• [The problem]: Below are records to transcribe exactly, without their pictures.

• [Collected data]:
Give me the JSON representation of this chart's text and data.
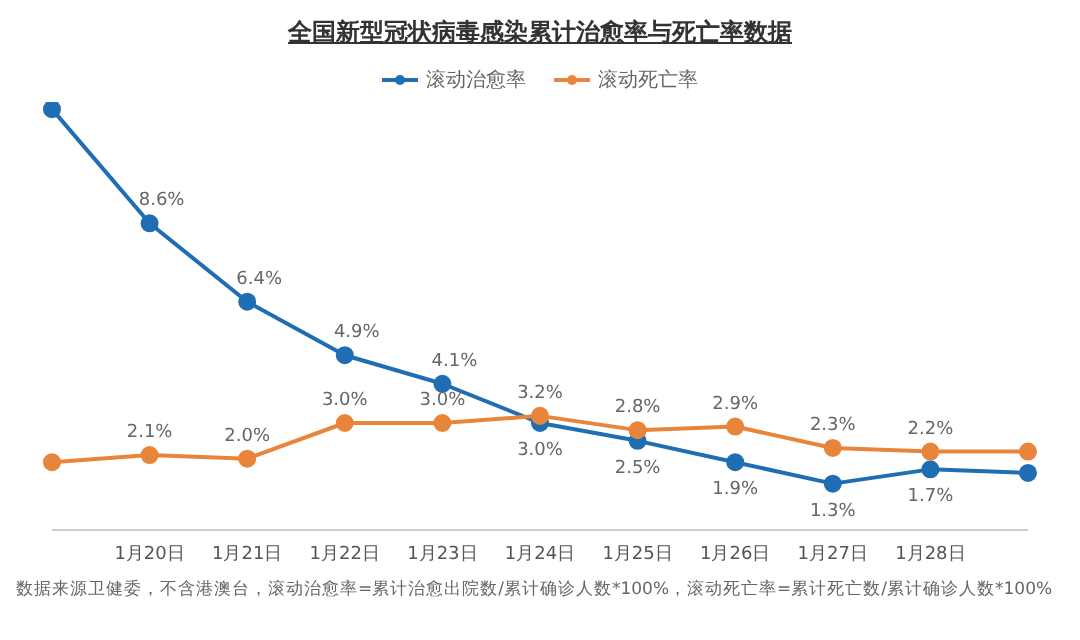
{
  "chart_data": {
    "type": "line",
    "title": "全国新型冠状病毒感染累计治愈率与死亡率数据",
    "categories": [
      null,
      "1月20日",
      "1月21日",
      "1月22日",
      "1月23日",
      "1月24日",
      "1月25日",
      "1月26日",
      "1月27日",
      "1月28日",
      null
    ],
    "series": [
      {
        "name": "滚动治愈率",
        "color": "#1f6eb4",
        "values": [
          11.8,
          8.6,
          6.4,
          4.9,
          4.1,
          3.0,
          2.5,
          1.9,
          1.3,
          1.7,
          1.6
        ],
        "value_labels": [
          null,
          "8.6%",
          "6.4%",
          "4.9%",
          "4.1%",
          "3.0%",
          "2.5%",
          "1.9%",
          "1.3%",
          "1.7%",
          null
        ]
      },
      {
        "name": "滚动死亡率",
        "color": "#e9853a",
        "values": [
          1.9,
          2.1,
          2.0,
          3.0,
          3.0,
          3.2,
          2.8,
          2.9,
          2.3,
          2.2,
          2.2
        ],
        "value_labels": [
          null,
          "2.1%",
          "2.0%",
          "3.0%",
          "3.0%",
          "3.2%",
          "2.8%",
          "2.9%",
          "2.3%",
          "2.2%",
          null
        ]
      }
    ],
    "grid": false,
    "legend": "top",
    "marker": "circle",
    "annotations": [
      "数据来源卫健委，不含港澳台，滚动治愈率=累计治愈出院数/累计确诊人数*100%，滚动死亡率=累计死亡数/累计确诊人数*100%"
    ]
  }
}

• [Correct result]:
Give me the JSON representation of this chart's text and data.
{
  "chart_data": {
    "type": "line",
    "title": "全国新型冠状病毒感染累计治愈率与死亡率数据",
    "categories": [
      null,
      "1月20日",
      "1月21日",
      "1月22日",
      "1月23日",
      "1月24日",
      "1月25日",
      "1月26日",
      "1月27日",
      "1月28日",
      null
    ],
    "series": [
      {
        "name": "滚动治愈率",
        "color": "#1f6eb4",
        "values": [
          11.8,
          8.6,
          6.4,
          4.9,
          4.1,
          3.0,
          2.5,
          1.9,
          1.3,
          1.7,
          1.6
        ],
        "value_labels": [
          null,
          "8.6%",
          "6.4%",
          "4.9%",
          "4.1%",
          "3.0%",
          "2.5%",
          "1.9%",
          "1.3%",
          "1.7%",
          null
        ]
      },
      {
        "name": "滚动死亡率",
        "color": "#e9853a",
        "values": [
          1.9,
          2.1,
          2.0,
          3.0,
          3.0,
          3.2,
          2.8,
          2.9,
          2.3,
          2.2,
          2.2
        ],
        "value_labels": [
          null,
          "2.1%",
          "2.0%",
          "3.0%",
          "3.0%",
          "3.2%",
          "2.8%",
          "2.9%",
          "2.3%",
          "2.2%",
          null
        ]
      }
    ],
    "grid": false,
    "legend": "top",
    "marker": "circle",
    "annotations": [
      "数据来源卫健委，不含港澳台，滚动治愈率=累计治愈出院数/累计确诊人数*100%，滚动死亡率=累计死亡数/累计确诊人数*100%"
    ]
  }
}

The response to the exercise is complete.